> WRITTEN INSTRUCTION: Images are not part of the copy; write out the rest of the data exactly as given.

> DATASET EXCERPTS:

## Begin

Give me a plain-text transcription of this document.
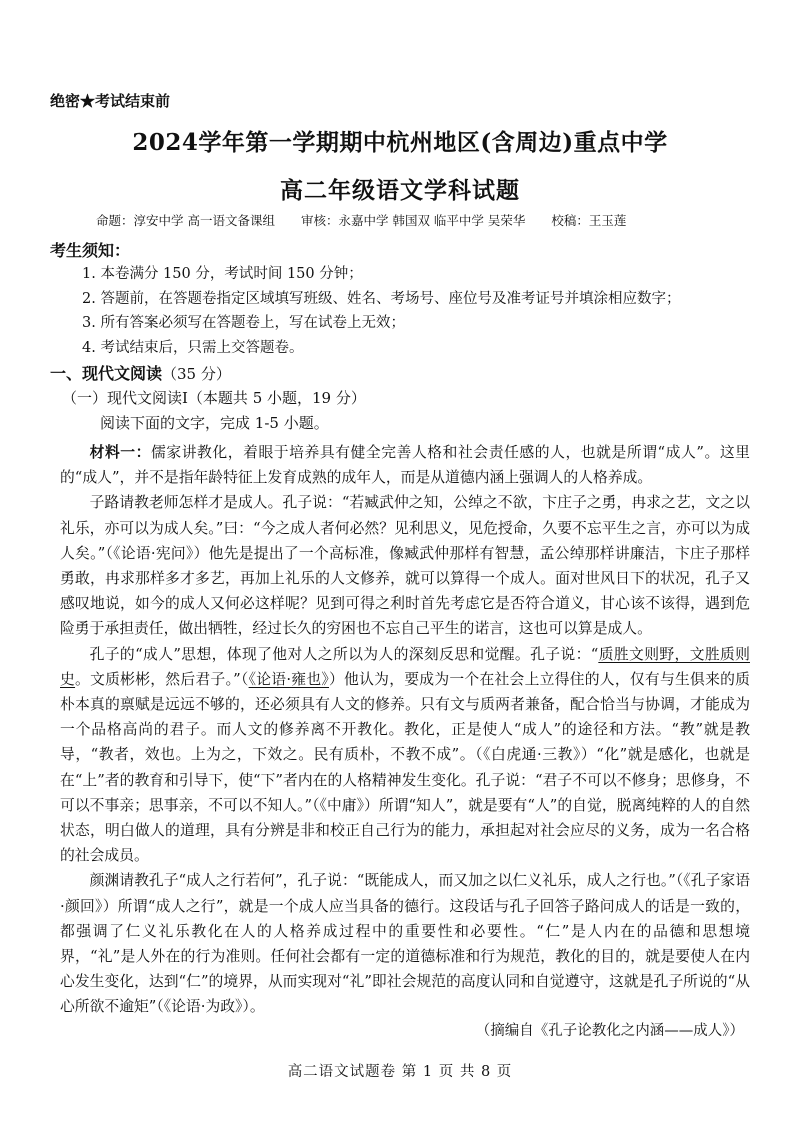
绝密★考试结束前
2024学年第一学期期中杭州地区(含周边)重点中学
高二年级语文学科试题
命题：淳安中学 高一语文备课组 审核：永嘉中学 韩国双 临平中学 吴荣华 校稿：王玉莲
考生须知：
1. 本卷满分 150 分，考试时间 150 分钟；
2. 答题前，在答题卷指定区域填写班级、姓名、考场号、座位号及准考证号并填涂相应数字；
3. 所有答案必须写在答题卷上，写在试卷上无效；
4. 考试结束后，只需上交答题卷。
一、现代文阅读（35 分）
（一）现代文阅读Ⅰ（本题共 5 小题，19 分）
阅读下面的文字，完成 1-5 小题。

材料一：儒家讲教化，着眼于培养具有健全完善人格和社会责任感的人，也就是所谓“成人”。这里的“成人”，并不是指年龄特征上发育成熟的成年人，而是从道德内涵上强调人的人格养成。

子路请教老师怎样才是成人。孔子说：“若臧武仲之知，公绰之不欲，卞庄子之勇，冉求之艺，文之以礼乐，亦可以为成人矣。”曰：“今之成人者何必然？见利思义，见危授命，久要不忘平生之言，亦可以为成人矣。”（《论语·宪问》）他先是提出了一个高标准，像臧武仲那样有智慧，孟公绰那样讲廉洁，卞庄子那样勇敢，冉求那样多才多艺，再加上礼乐的人文修养，就可以算得一个成人。面对世风日下的状况，孔子又感叹地说，如今的成人又何必这样呢？见到可得之利时首先考虑它是否符合道义，甘心该不该得，遇到危险勇于承担责任，做出牺牲，经过长久的穷困也不忘自己平生的诺言，这也可以算是成人。

孔子的“成人”思想，体现了他对人之所以为人的深刻反思和觉醒。孔子说：“质胜文则野，文胜质则史。文质彬彬，然后君子。”（《论语·雍也》）他认为，要成为一个在社会上立得住的人，仅有与生俱来的质朴本真的禀赋是远远不够的，还必须具有人文的修养。只有文与质两者兼备，配合恰当与协调，才能成为一个品格高尚的君子。而人文的修养离不开教化。教化，正是使人“成人”的途径和方法。“教”就是教导，“教者，效也。上为之，下效之。民有质朴，不教不成”。（《白虎通·三教》）“化”就是感化，也就是在“上”者的教育和引导下，使“下”者内在的人格精神发生变化。孔子说：“君子不可以不修身；思修身，不可以不事亲；思事亲，不可以不知人。”（《中庸》）所谓“知人”，就是要有“人”的自觉，脱离纯粹的人的自然状态，明白做人的道理，具有分辨是非和校正自己行为的能力，承担起对社会应尽的义务，成为一名合格的社会成员。

颜渊请教孔子“成人之行若何”，孔子说：“既能成人，而又加之以仁义礼乐，成人之行也。”（《孔子家语·颜回》）所谓“成人之行”，就是一个成人应当具备的德行。这段话与孔子回答子路问成人的话是一致的，都强调了仁义礼乐教化在人的人格养成过程中的重要性和必要性。“仁”是人内在的品德和思想境界，“礼”是人外在的行为准则。任何社会都有一定的道德标准和行为规范，教化的目的，就是要使人在内心发生变化，达到“仁”的境界，从而实现对“礼”即社会规范的高度认同和自觉遵守，这就是孔子所说的“从心所欲不逾矩”（《论语·为政》）。

（摘编自《孔子论教化之内涵——成人》）
高二语文试题卷 第 1 页 共 8 页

## End

> PROBLEM SOLUTION:
Give me a plain-text transcription of this document.
绝密★考试结束前
2024学年第一学期期中杭州地区(含周边)重点中学
高二年级语文学科试题
命题：淳安中学 高一语文备课组 审核：永嘉中学 韩国双 临平中学 吴荣华 校稿：王玉莲
考生须知：
1. 本卷满分 150 分，考试时间 150 分钟；
2. 答题前，在答题卷指定区域填写班级、姓名、考场号、座位号及准考证号并填涂相应数字；
3. 所有答案必须写在答题卷上，写在试卷上无效；
4. 考试结束后，只需上交答题卷。
一、现代文阅读（35 分）
（一）现代文阅读Ⅰ（本题共 5 小题，19 分）
阅读下面的文字，完成 1-5 小题。

材料一：儒家讲教化，着眼于培养具有健全完善人格和社会责任感的人，也就是所谓“成人”。这里的“成人”，并不是指年龄特征上发育成熟的成年人，而是从道德内涵上强调人的人格养成。

子路请教老师怎样才是成人。孔子说：“若臧武仲之知，公绰之不欲，卞庄子之勇，冉求之艺，文之以礼乐，亦可以为成人矣。”曰：“今之成人者何必然？见利思义，见危授命，久要不忘平生之言，亦可以为成人矣。”（《论语·宪问》）他先是提出了一个高标准，像臧武仲那样有智慧，孟公绰那样讲廉洁，卞庄子那样勇敢，冉求那样多才多艺，再加上礼乐的人文修养，就可以算得一个成人。面对世风日下的状况，孔子又感叹地说，如今的成人又何必这样呢？见到可得之利时首先考虑它是否符合道义，甘心该不该得，遇到危险勇于承担责任，做出牺牲，经过长久的穷困也不忘自己平生的诺言，这也可以算是成人。

孔子的“成人”思想，体现了他对人之所以为人的深刻反思和觉醒。孔子说：“质胜文则野，文胜质则史。文质彬彬，然后君子。”（《论语·雍也》）他认为，要成为一个在社会上立得住的人，仅有与生俱来的质朴本真的禀赋是远远不够的，还必须具有人文的修养。只有文与质两者兼备，配合恰当与协调，才能成为一个品格高尚的君子。而人文的修养离不开教化。教化，正是使人“成人”的途径和方法。“教”就是教导，“教者，效也。上为之，下效之。民有质朴，不教不成”。（《白虎通·三教》）“化”就是感化，也就是在“上”者的教育和引导下，使“下”者内在的人格精神发生变化。孔子说：“君子不可以不修身；思修身，不可以不事亲；思事亲，不可以不知人。”（《中庸》）所谓“知人”，就是要有“人”的自觉，脱离纯粹的人的自然状态，明白做人的道理，具有分辨是非和校正自己行为的能力，承担起对社会应尽的义务，成为一名合格的社会成员。

颜渊请教孔子“成人之行若何”，孔子说：“既能成人，而又加之以仁义礼乐，成人之行也。”（《孔子家语·颜回》）所谓“成人之行”，就是一个成人应当具备的德行。这段话与孔子回答子路问成人的话是一致的，都强调了仁义礼乐教化在人的人格养成过程中的重要性和必要性。“仁”是人内在的品德和思想境界，“礼”是人外在的行为准则。任何社会都有一定的道德标准和行为规范，教化的目的，就是要使人在内心发生变化，达到“仁”的境界，从而实现对“礼”即社会规范的高度认同和自觉遵守，这就是孔子所说的“从心所欲不逾矩”（《论语·为政》）。

（摘编自《孔子论教化之内涵——成人》）
高二语文试题卷 第 1 页 共 8 页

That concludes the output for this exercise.